EXERCISE OBJECTIVE: Repeat the entries that follow verbatim, without any of their pictures.

RECORDS TO USE:
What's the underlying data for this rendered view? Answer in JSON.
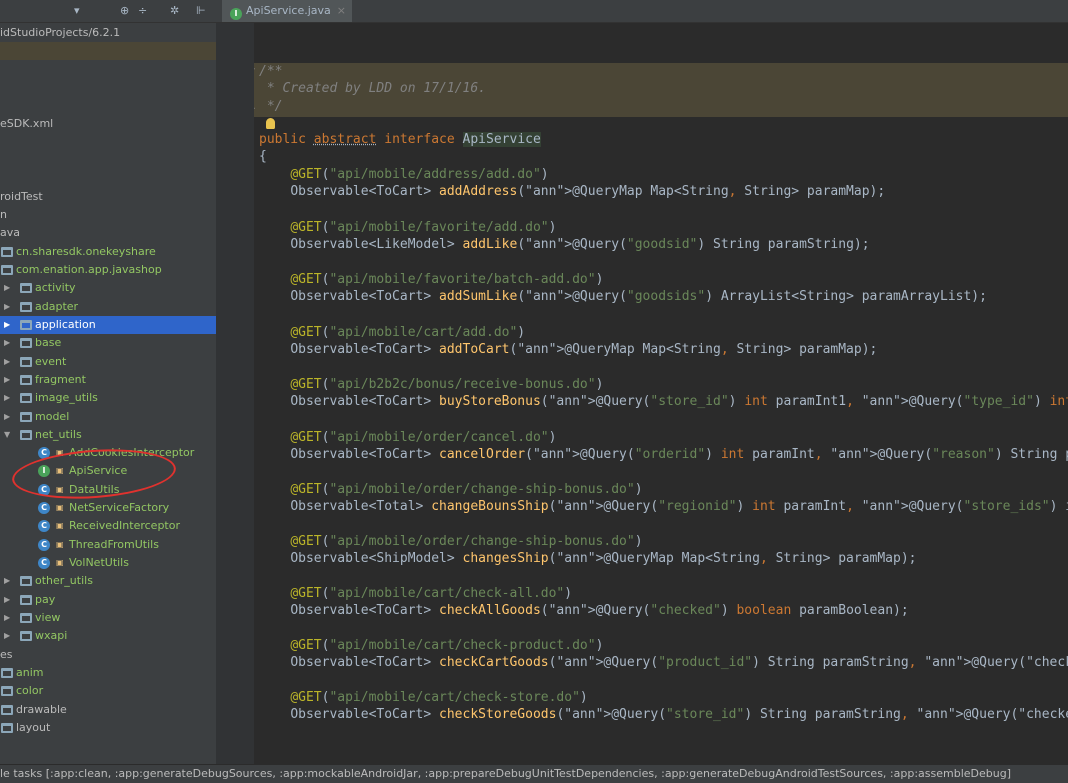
{
  "project_path": "idStudioProjects/6.2.1",
  "editor_tab": {
    "icon": "I",
    "label": "ApiService.java",
    "close": "×"
  },
  "toolbar_icons": {
    "dropdown": "▾",
    "gear": "⊕",
    "split": "÷",
    "settings": "✲",
    "collapse": "⊩"
  },
  "tree": {
    "items": [
      {
        "label": "eSDK.xml"
      },
      {
        "label": "roidTest"
      },
      {
        "label": "n"
      },
      {
        "label": "ava"
      },
      {
        "label": "cn.sharesdk.onekeyshare"
      },
      {
        "label": "com.enation.app.javashop"
      },
      {
        "label": "activity"
      },
      {
        "label": "adapter"
      },
      {
        "label": "application"
      },
      {
        "label": "base"
      },
      {
        "label": "event"
      },
      {
        "label": "fragment"
      },
      {
        "label": "image_utils"
      },
      {
        "label": "model"
      },
      {
        "label": "net_utils"
      },
      {
        "label": "AddCookiesInterceptor"
      },
      {
        "label": "ApiService"
      },
      {
        "label": "DataUtils"
      },
      {
        "label": "NetServiceFactory"
      },
      {
        "label": "ReceivedInterceptor"
      },
      {
        "label": "ThreadFromUtils"
      },
      {
        "label": "VolNetUtils"
      },
      {
        "label": "other_utils"
      },
      {
        "label": "pay"
      },
      {
        "label": "view"
      },
      {
        "label": "wxapi"
      },
      {
        "label": "es"
      },
      {
        "label": "anim"
      },
      {
        "label": "color"
      },
      {
        "label": "drawable"
      },
      {
        "label": "layout"
      }
    ]
  },
  "code": {
    "comment": [
      "/**",
      " * Created by LDD on 17/1/16.",
      " */"
    ],
    "decl": {
      "public": "public",
      "abstract": "abstract",
      "interface": "interface",
      "name": "ApiService"
    },
    "open_brace": "{",
    "methods": [
      {
        "get": "\"api/mobile/address/add.do\"",
        "ret": "Observable<ToCart>",
        "name": "addAddress",
        "args": "@QueryMap Map<String, String> paramMap);"
      },
      {
        "get": "\"api/mobile/favorite/add.do\"",
        "ret": "Observable<LikeModel>",
        "name": "addLike",
        "args": "@Query(\"goodsid\") String paramString);"
      },
      {
        "get": "\"api/mobile/favorite/batch-add.do\"",
        "ret": "Observable<ToCart>",
        "name": "addSumLike",
        "args": "@Query(\"goodsids\") ArrayList<String> paramArrayList);"
      },
      {
        "get": "\"api/mobile/cart/add.do\"",
        "ret": "Observable<ToCart>",
        "name": "addToCart",
        "args": "@QueryMap Map<String, String> paramMap);"
      },
      {
        "get": "\"api/b2b2c/bonus/receive-bonus.do\"",
        "ret": "Observable<ToCart>",
        "name": "buyStoreBonus",
        "args": "@Query(\"store_id\") int paramInt1, @Query(\"type_id\") int"
      },
      {
        "get": "\"api/mobile/order/cancel.do\"",
        "ret": "Observable<ToCart>",
        "name": "cancelOrder",
        "args": "@Query(\"orderid\") int paramInt, @Query(\"reason\") String p"
      },
      {
        "get": "\"api/mobile/order/change-ship-bonus.do\"",
        "ret": "Observable<Total>",
        "name": "changeBounsShip",
        "args": "@Query(\"regionid\") int paramInt, @Query(\"store_ids\") i"
      },
      {
        "get": "\"api/mobile/order/change-ship-bonus.do\"",
        "ret": "Observable<ShipModel>",
        "name": "changesShip",
        "args": "@QueryMap Map<String, String> paramMap);"
      },
      {
        "get": "\"api/mobile/cart/check-all.do\"",
        "ret": "Observable<ToCart>",
        "name": "checkAllGoods",
        "args": "@Query(\"checked\") boolean paramBoolean);"
      },
      {
        "get": "\"api/mobile/cart/check-product.do\"",
        "ret": "Observable<ToCart>",
        "name": "checkCartGoods",
        "args": "@Query(\"product_id\") String paramString, @Query(\"check"
      },
      {
        "get": "\"api/mobile/cart/check-store.do\"",
        "ret": "Observable<ToCart>",
        "name": "checkStoreGoods",
        "args": "@Query(\"store_id\") String paramString, @Query(\"checke"
      }
    ]
  },
  "status_bar": "le tasks [:app:clean, :app:generateDebugSources, :app:mockableAndroidJar, :app:prepareDebugUnitTestDependencies, :app:generateDebugAndroidTestSources, :app:assembleDebug]"
}
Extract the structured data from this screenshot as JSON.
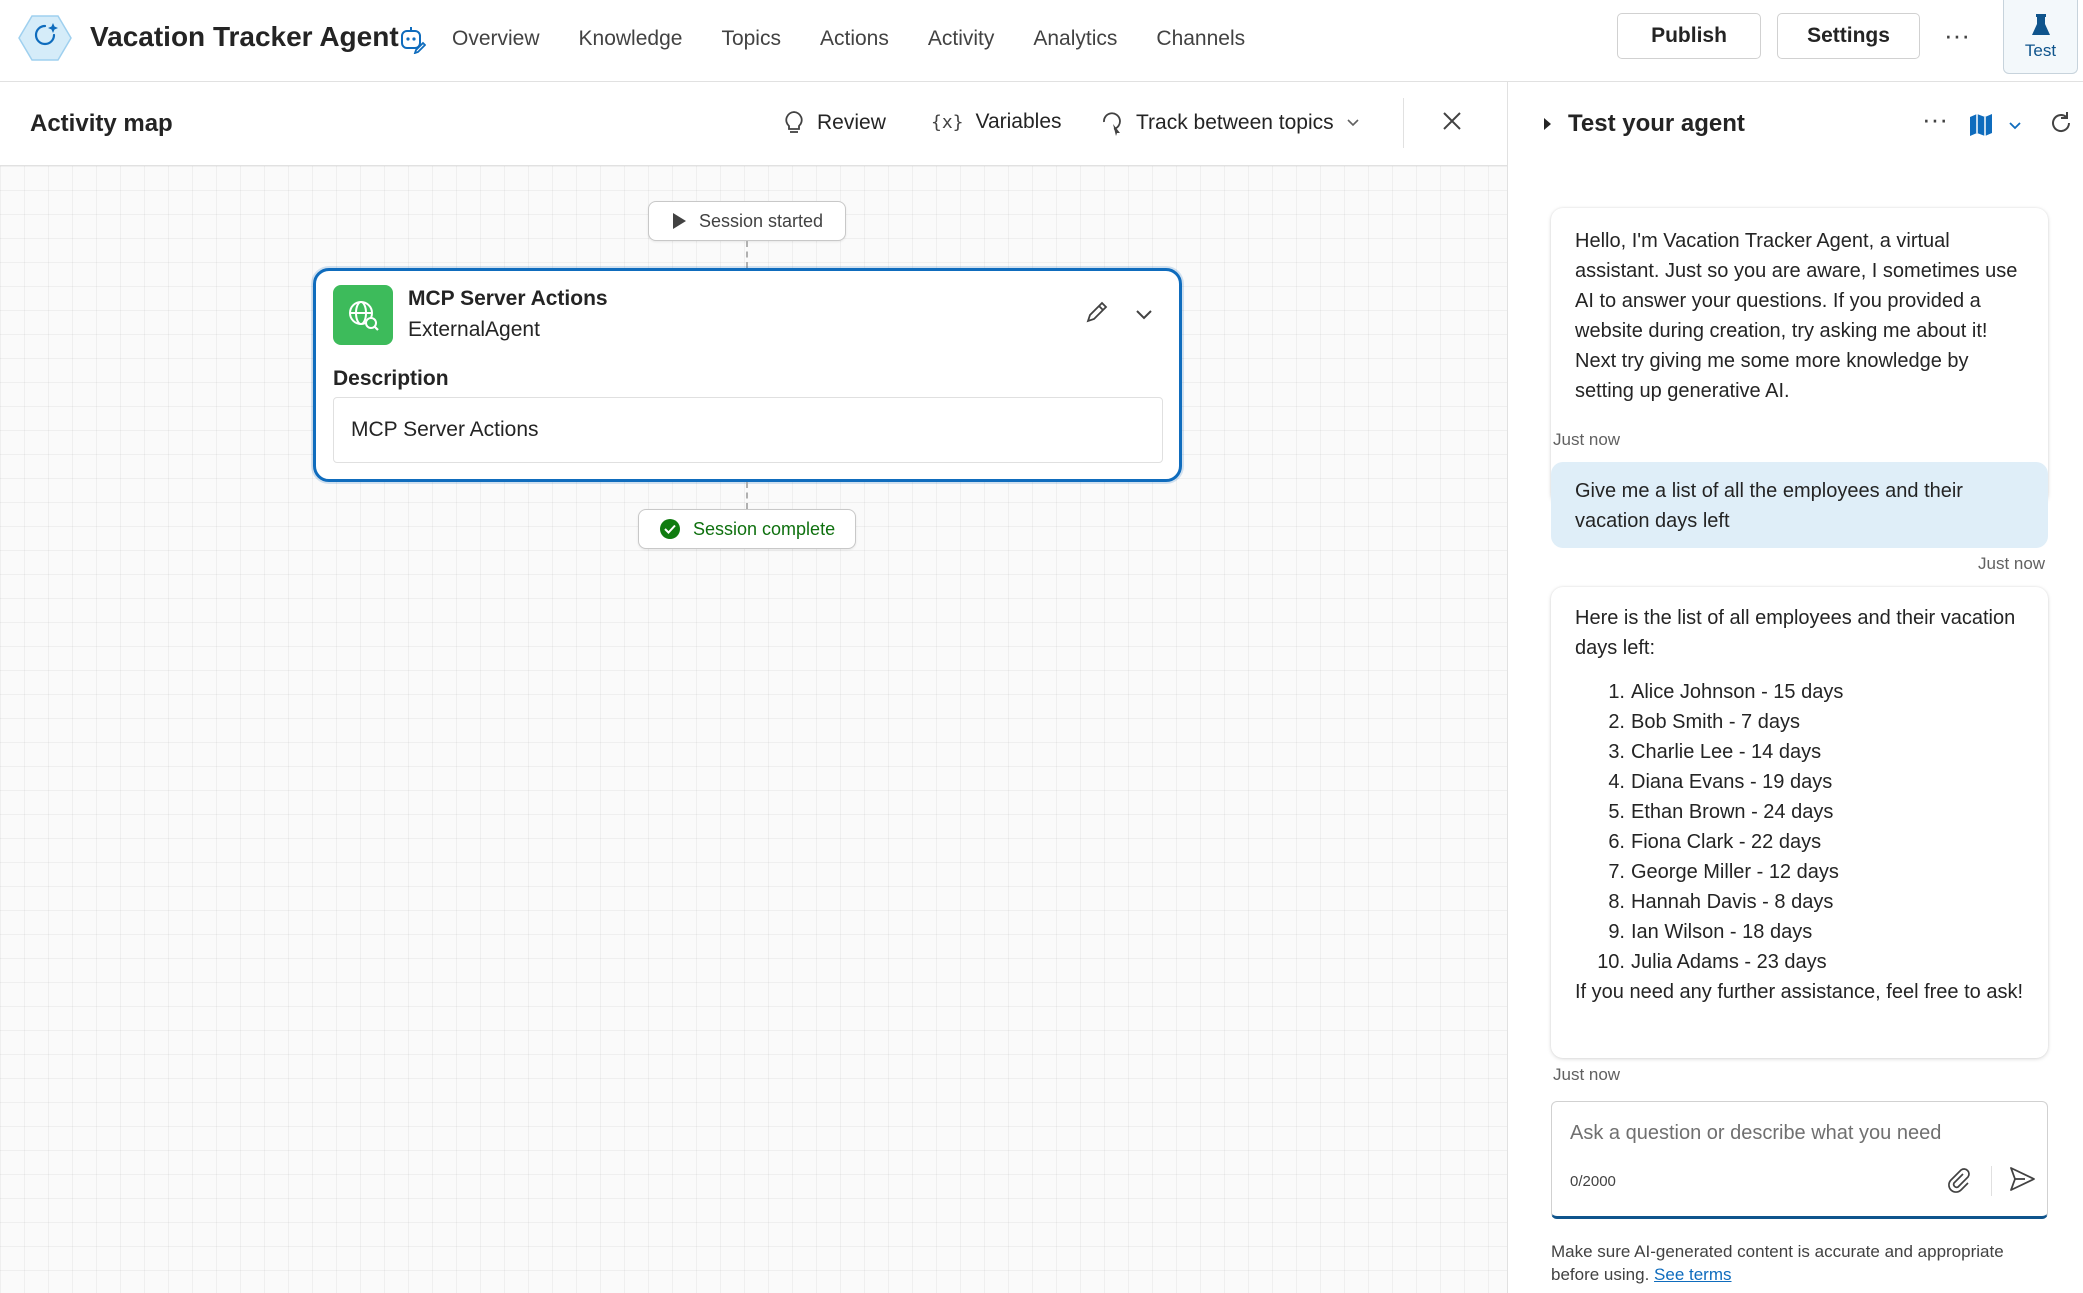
{
  "app": {
    "title": "Vacation Tracker Agent"
  },
  "nav": {
    "items": [
      "Overview",
      "Knowledge",
      "Topics",
      "Actions",
      "Activity",
      "Analytics",
      "Channels"
    ]
  },
  "toolbar": {
    "publish_label": "Publish",
    "settings_label": "Settings",
    "more_label": "···",
    "test_label": "Test"
  },
  "activity_map": {
    "title": "Activity map",
    "review_label": "Review",
    "variables_label": "Variables",
    "track_label": "Track between topics",
    "session_started": "Session started",
    "session_complete": "Session complete",
    "card": {
      "title": "MCP Server Actions",
      "subtitle": "ExternalAgent",
      "description_label": "Description",
      "description_value": "MCP Server Actions"
    }
  },
  "test_panel": {
    "title": "Test your agent",
    "more_label": "···",
    "messages": [
      {
        "role": "bot",
        "text": "Hello, I'm Vacation Tracker Agent, a virtual assistant. Just so you are aware, I sometimes use AI to answer your questions. If you provided a website during creation, try asking me about it! Next try giving me some more knowledge by setting up generative AI.",
        "time": "Just now"
      },
      {
        "role": "user",
        "text": "Give me a list of all the employees and their vacation days left",
        "time": "Just now"
      },
      {
        "role": "bot",
        "intro": "Here is the list of all employees and their vacation days left:",
        "list": [
          {
            "num": "1.",
            "text": "Alice Johnson - 15 days"
          },
          {
            "num": "2.",
            "text": "Bob Smith - 7 days"
          },
          {
            "num": "3.",
            "text": "Charlie Lee - 14 days"
          },
          {
            "num": "4.",
            "text": "Diana Evans - 19 days"
          },
          {
            "num": "5.",
            "text": "Ethan Brown - 24 days"
          },
          {
            "num": "6.",
            "text": "Fiona Clark - 22 days"
          },
          {
            "num": "7.",
            "text": "George Miller - 12 days"
          },
          {
            "num": "8.",
            "text": "Hannah Davis - 8 days"
          },
          {
            "num": "9.",
            "text": "Ian Wilson - 18 days"
          },
          {
            "num": "10.",
            "text": "Julia Adams - 23 days"
          }
        ],
        "outro": "If you need any further assistance, feel free to ask!",
        "time": "Just now"
      }
    ],
    "compose": {
      "placeholder": "Ask a question or describe what you need",
      "value": "",
      "count": "0/2000"
    },
    "disclaimer": "Make sure AI-generated content is accurate and appropriate before using.",
    "terms_link": "See terms"
  },
  "colors": {
    "accent": "#0f6cbd",
    "card_icon": "#3dbb5b",
    "success": "#0e700e",
    "user_bubble": "#dfeef8"
  },
  "icons": {
    "logo": "copilot-hexagon-icon",
    "title_edit": "agent-edit-icon",
    "test": "flask-icon",
    "review": "lightbulb-icon",
    "variables": "variables-icon",
    "track": "track-topics-icon",
    "close": "close-icon",
    "play": "play-icon",
    "check": "check-circle-icon",
    "globe": "globe-search-icon",
    "edit": "pencil-icon",
    "chevron": "chevron-down-icon",
    "map": "map-icon",
    "refresh": "refresh-icon",
    "attach": "paperclip-icon",
    "send": "send-icon"
  }
}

THE OUTPUT:
What's the underlying data for this rendered view? Answer in JSON.
{
  "project_path": "idStudioProjects/6.2.1",
  "editor_tab": {
    "icon": "I",
    "label": "ApiService.java",
    "close": "×"
  },
  "toolbar_icons": {
    "dropdown": "▾",
    "gear": "⊕",
    "split": "÷",
    "settings": "✲",
    "collapse": "⊩"
  },
  "tree": {
    "items": [
      {
        "label": "eSDK.xml"
      },
      {
        "label": "roidTest"
      },
      {
        "label": "n"
      },
      {
        "label": "ava"
      },
      {
        "label": "cn.sharesdk.onekeyshare"
      },
      {
        "label": "com.enation.app.javashop"
      },
      {
        "label": "activity"
      },
      {
        "label": "adapter"
      },
      {
        "label": "application"
      },
      {
        "label": "base"
      },
      {
        "label": "event"
      },
      {
        "label": "fragment"
      },
      {
        "label": "image_utils"
      },
      {
        "label": "model"
      },
      {
        "label": "net_utils"
      },
      {
        "label": "AddCookiesInterceptor"
      },
      {
        "label": "ApiService"
      },
      {
        "label": "DataUtils"
      },
      {
        "label": "NetServiceFactory"
      },
      {
        "label": "ReceivedInterceptor"
      },
      {
        "label": "ThreadFromUtils"
      },
      {
        "label": "VolNetUtils"
      },
      {
        "label": "other_utils"
      },
      {
        "label": "pay"
      },
      {
        "label": "view"
      },
      {
        "label": "wxapi"
      },
      {
        "label": "es"
      },
      {
        "label": "anim"
      },
      {
        "label": "color"
      },
      {
        "label": "drawable"
      },
      {
        "label": "layout"
      }
    ]
  },
  "code": {
    "comment": [
      "/**",
      " * Created by LDD on 17/1/16.",
      " */"
    ],
    "decl": {
      "public": "public",
      "abstract": "abstract",
      "interface": "interface",
      "name": "ApiService"
    },
    "open_brace": "{",
    "methods": [
      {
        "get": "\"api/mobile/address/add.do\"",
        "ret": "Observable<ToCart>",
        "name": "addAddress",
        "args": "@QueryMap Map<String, String> paramMap);"
      },
      {
        "get": "\"api/mobile/favorite/add.do\"",
        "ret": "Observable<LikeModel>",
        "name": "addLike",
        "args": "@Query(\"goodsid\") String paramString);"
      },
      {
        "get": "\"api/mobile/favorite/batch-add.do\"",
        "ret": "Observable<ToCart>",
        "name": "addSumLike",
        "args": "@Query(\"goodsids\") ArrayList<String> paramArrayList);"
      },
      {
        "get": "\"api/mobile/cart/add.do\"",
        "ret": "Observable<ToCart>",
        "name": "addToCart",
        "args": "@QueryMap Map<String, String> paramMap);"
      },
      {
        "get": "\"api/b2b2c/bonus/receive-bonus.do\"",
        "ret": "Observable<ToCart>",
        "name": "buyStoreBonus",
        "args": "@Query(\"store_id\") int paramInt1, @Query(\"type_id\") int"
      },
      {
        "get": "\"api/mobile/order/cancel.do\"",
        "ret": "Observable<ToCart>",
        "name": "cancelOrder",
        "args": "@Query(\"orderid\") int paramInt, @Query(\"reason\") String p"
      },
      {
        "get": "\"api/mobile/order/change-ship-bonus.do\"",
        "ret": "Observable<Total>",
        "name": "changeBounsShip",
        "args": "@Query(\"regionid\") int paramInt, @Query(\"store_ids\") i"
      },
      {
        "get": "\"api/mobile/order/change-ship-bonus.do\"",
        "ret": "Observable<ShipModel>",
        "name": "changesShip",
        "args": "@QueryMap Map<String, String> paramMap);"
      },
      {
        "get": "\"api/mobile/cart/check-all.do\"",
        "ret": "Observable<ToCart>",
        "name": "checkAllGoods",
        "args": "@Query(\"checked\") boolean paramBoolean);"
      },
      {
        "get": "\"api/mobile/cart/check-product.do\"",
        "ret": "Observable<ToCart>",
        "name": "checkCartGoods",
        "args": "@Query(\"product_id\") String paramString, @Query(\"check"
      },
      {
        "get": "\"api/mobile/cart/check-store.do\"",
        "ret": "Observable<ToCart>",
        "name": "checkStoreGoods",
        "args": "@Query(\"store_id\") String paramString, @Query(\"checke"
      }
    ]
  },
  "status_bar": "le tasks [:app:clean, :app:generateDebugSources, :app:mockableAndroidJar, :app:prepareDebugUnitTestDependencies, :app:generateDebugAndroidTestSources, :app:assembleDebug]"
}
Extract the structured data from this screenshot as JSON.
{
  "app": {
    "title": "Vacation Tracker Agent"
  },
  "nav": {
    "items": [
      "Overview",
      "Knowledge",
      "Topics",
      "Actions",
      "Activity",
      "Analytics",
      "Channels"
    ]
  },
  "toolbar": {
    "publish_label": "Publish",
    "settings_label": "Settings",
    "more_label": "···",
    "test_label": "Test"
  },
  "activity_map": {
    "title": "Activity map",
    "review_label": "Review",
    "variables_label": "Variables",
    "track_label": "Track between topics",
    "session_started": "Session started",
    "session_complete": "Session complete",
    "card": {
      "title": "MCP Server Actions",
      "subtitle": "ExternalAgent",
      "description_label": "Description",
      "description_value": "MCP Server Actions"
    }
  },
  "test_panel": {
    "title": "Test your agent",
    "more_label": "···",
    "messages": [
      {
        "role": "bot",
        "text": "Hello, I'm Vacation Tracker Agent, a virtual assistant. Just so you are aware, I sometimes use AI to answer your questions. If you provided a website during creation, try asking me about it! Next try giving me some more knowledge by setting up generative AI.",
        "time": "Just now"
      },
      {
        "role": "user",
        "text": "Give me a list of all the employees and their vacation days left",
        "time": "Just now"
      },
      {
        "role": "bot",
        "intro": "Here is the list of all employees and their vacation days left:",
        "list": [
          {
            "num": "1.",
            "text": "Alice Johnson - 15 days"
          },
          {
            "num": "2.",
            "text": "Bob Smith - 7 days"
          },
          {
            "num": "3.",
            "text": "Charlie Lee - 14 days"
          },
          {
            "num": "4.",
            "text": "Diana Evans - 19 days"
          },
          {
            "num": "5.",
            "text": "Ethan Brown - 24 days"
          },
          {
            "num": "6.",
            "text": "Fiona Clark - 22 days"
          },
          {
            "num": "7.",
            "text": "George Miller - 12 days"
          },
          {
            "num": "8.",
            "text": "Hannah Davis - 8 days"
          },
          {
            "num": "9.",
            "text": "Ian Wilson - 18 days"
          },
          {
            "num": "10.",
            "text": "Julia Adams - 23 days"
          }
        ],
        "outro": "If you need any further assistance, feel free to ask!",
        "time": "Just now"
      }
    ],
    "compose": {
      "placeholder": "Ask a question or describe what you need",
      "value": "",
      "count": "0/2000"
    },
    "disclaimer": "Make sure AI-generated content is accurate and appropriate before using.",
    "terms_link": "See terms"
  },
  "colors": {
    "accent": "#0f6cbd",
    "card_icon": "#3dbb5b",
    "success": "#0e700e",
    "user_bubble": "#dfeef8"
  },
  "icons": {
    "logo": "copilot-hexagon-icon",
    "title_edit": "agent-edit-icon",
    "test": "flask-icon",
    "review": "lightbulb-icon",
    "variables": "variables-icon",
    "track": "track-topics-icon",
    "close": "close-icon",
    "play": "play-icon",
    "check": "check-circle-icon",
    "globe": "globe-search-icon",
    "edit": "pencil-icon",
    "chevron": "chevron-down-icon",
    "map": "map-icon",
    "refresh": "refresh-icon",
    "attach": "paperclip-icon",
    "send": "send-icon"
  }
}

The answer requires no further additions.